# WRITTEN TASK
Return the entries below verbatim. Pictures stay out.

***** PROVIDED INFORMATION

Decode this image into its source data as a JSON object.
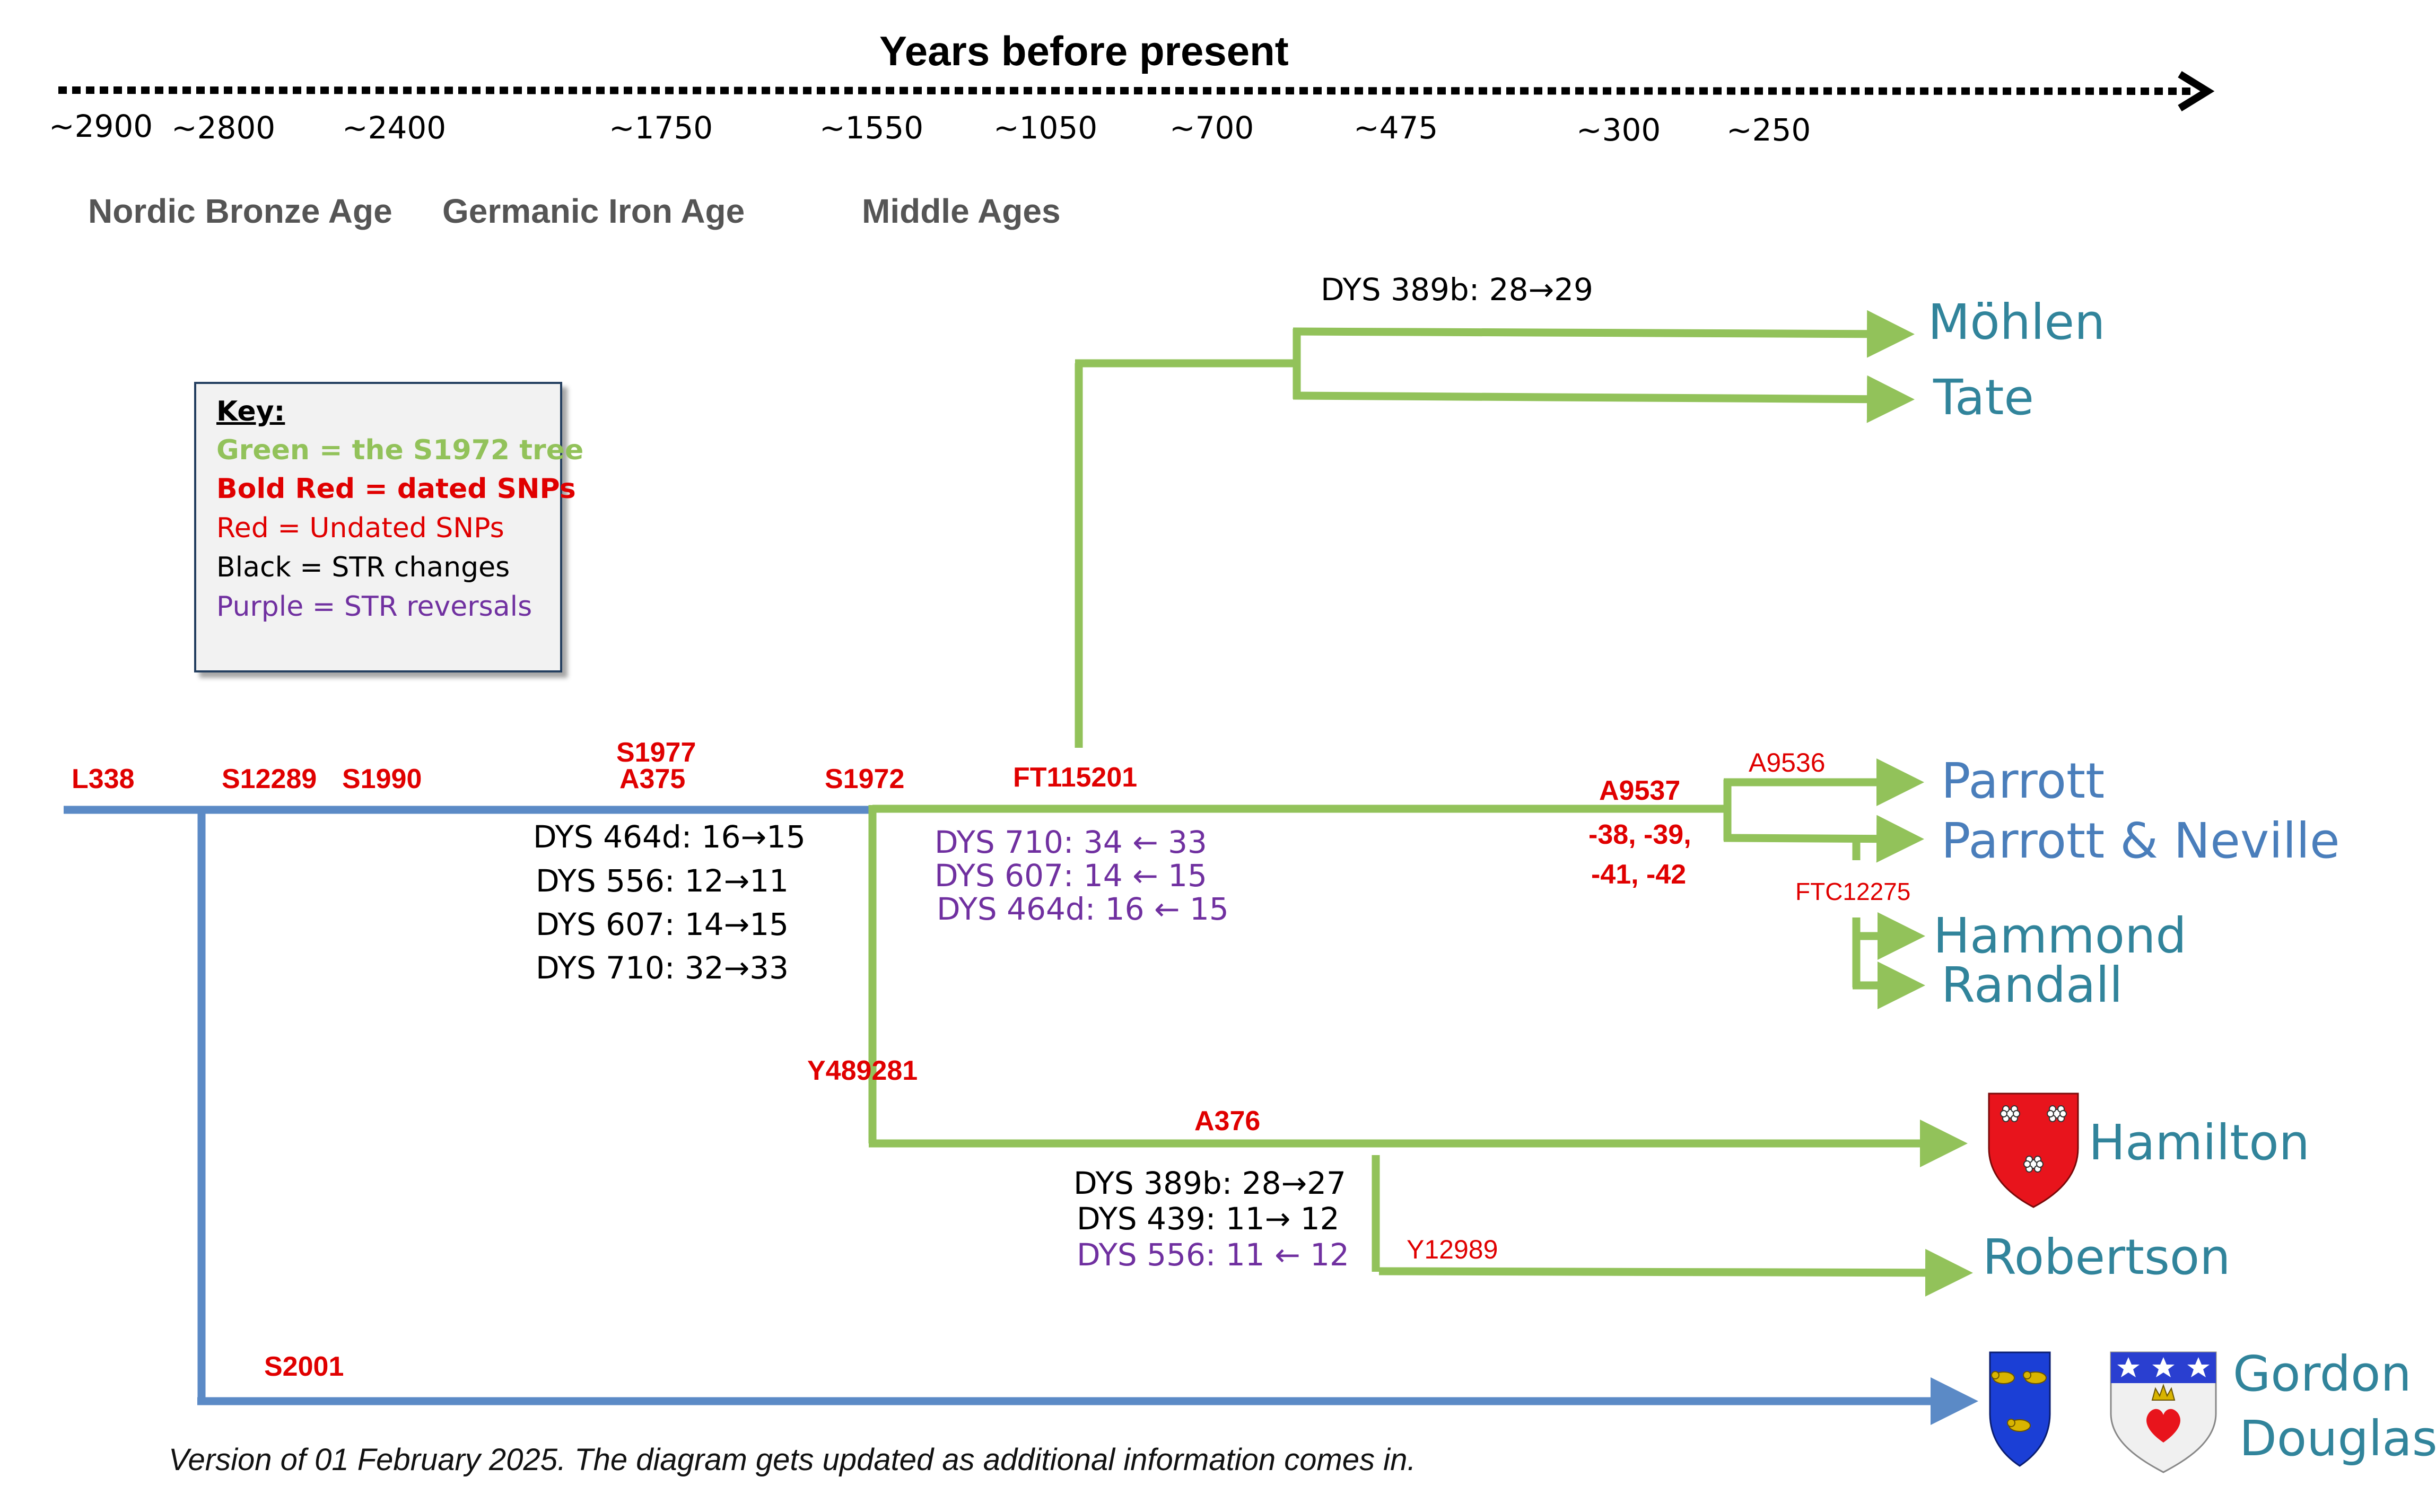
{
  "title": "Years before present",
  "years": [
    "~2900",
    "~2800",
    "~2400",
    "~1750",
    "~1550",
    "~1050",
    "~700",
    "~475",
    "~300",
    "~250"
  ],
  "eras": [
    "Nordic Bronze Age",
    "Germanic Iron Age",
    "Middle Ages"
  ],
  "key": {
    "heading": "Key:",
    "green": "Green = the S1972 tree",
    "bold_red": "Bold Red = dated SNPs",
    "red": "Red = Undated SNPs",
    "black": "Black = STR changes",
    "purple": "Purple = STR reversals"
  },
  "snps": {
    "l338": "L338",
    "s12289": "S12289",
    "s1990": "S1990",
    "s1977": "S1977",
    "a375": "A375",
    "s1972": "S1972",
    "ft115201": "FT115201",
    "a9537": "A9537",
    "a9537_extra1": "-38, -39,",
    "a9537_extra2": "-41, -42",
    "a9536": "A9536",
    "ftc12275": "FTC12275",
    "y489281": "Y489281",
    "a376": "A376",
    "y12989": "Y12989",
    "s2001": "S2001"
  },
  "str_changes": {
    "dys389b_mohlen": "DYS 389b: 28→29",
    "dys464d": "DYS 464d: 16→15",
    "dys556": "DYS 556:   12→11",
    "dys607": "DYS 607:   14→15",
    "dys710": "DYS 710:   32→33",
    "dys389b_hamilton": "DYS 389b: 28→27",
    "dys439": "DYS 439: 11→ 12"
  },
  "str_reversals": {
    "dys710_rev": "DYS 710: 34 ← 33",
    "dys607_rev": "DYS 607: 14 ← 15",
    "dys464d_rev": "DYS 464d: 16 ← 15",
    "dys556_rev": "DYS 556: 11 ← 12"
  },
  "surnames": {
    "mohlen": "Möhlen",
    "tate": "Tate",
    "parrott": "Parrott",
    "parrott_neville": "Parrott & Neville",
    "hammond": "Hammond",
    "randall": "Randall",
    "hamilton": "Hamilton",
    "robertson": "Robertson",
    "gordon": "Gordon",
    "douglas": "Douglas"
  },
  "footer": "Version of 01 February 2025.   The diagram gets updated as additional information comes in.",
  "colors": {
    "green": "#92c25a",
    "blue": "#5b8ac6",
    "red": "#e00000",
    "purple": "#7030a0",
    "teal": "#31849b",
    "shield_red": "#e8141c",
    "shield_blue": "#1b3fd6"
  }
}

**********

# ANSWER FOR THIS EXERCISE
Decode this image into its source data as a JSON object.
{
  "title": "Years before present",
  "years": [
    "~2900",
    "~2800",
    "~2400",
    "~1750",
    "~1550",
    "~1050",
    "~700",
    "~475",
    "~300",
    "~250"
  ],
  "eras": [
    "Nordic Bronze Age",
    "Germanic Iron Age",
    "Middle Ages"
  ],
  "key": {
    "heading": "Key:",
    "green": "Green = the S1972 tree",
    "bold_red": "Bold Red = dated SNPs",
    "red": "Red = Undated SNPs",
    "black": "Black = STR changes",
    "purple": "Purple = STR reversals"
  },
  "snps": {
    "l338": "L338",
    "s12289": "S12289",
    "s1990": "S1990",
    "s1977": "S1977",
    "a375": "A375",
    "s1972": "S1972",
    "ft115201": "FT115201",
    "a9537": "A9537",
    "a9537_extra1": "-38, -39,",
    "a9537_extra2": "-41, -42",
    "a9536": "A9536",
    "ftc12275": "FTC12275",
    "y489281": "Y489281",
    "a376": "A376",
    "y12989": "Y12989",
    "s2001": "S2001"
  },
  "str_changes": {
    "dys389b_mohlen": "DYS 389b: 28→29",
    "dys464d": "DYS 464d: 16→15",
    "dys556": "DYS 556:   12→11",
    "dys607": "DYS 607:   14→15",
    "dys710": "DYS 710:   32→33",
    "dys389b_hamilton": "DYS 389b: 28→27",
    "dys439": "DYS 439: 11→ 12"
  },
  "str_reversals": {
    "dys710_rev": "DYS 710: 34 ← 33",
    "dys607_rev": "DYS 607: 14 ← 15",
    "dys464d_rev": "DYS 464d: 16 ← 15",
    "dys556_rev": "DYS 556: 11 ← 12"
  },
  "surnames": {
    "mohlen": "Möhlen",
    "tate": "Tate",
    "parrott": "Parrott",
    "parrott_neville": "Parrott & Neville",
    "hammond": "Hammond",
    "randall": "Randall",
    "hamilton": "Hamilton",
    "robertson": "Robertson",
    "gordon": "Gordon",
    "douglas": "Douglas"
  },
  "footer": "Version of 01 February 2025.   The diagram gets updated as additional information comes in.",
  "colors": {
    "green": "#92c25a",
    "blue": "#5b8ac6",
    "red": "#e00000",
    "purple": "#7030a0",
    "teal": "#31849b",
    "shield_red": "#e8141c",
    "shield_blue": "#1b3fd6"
  }
}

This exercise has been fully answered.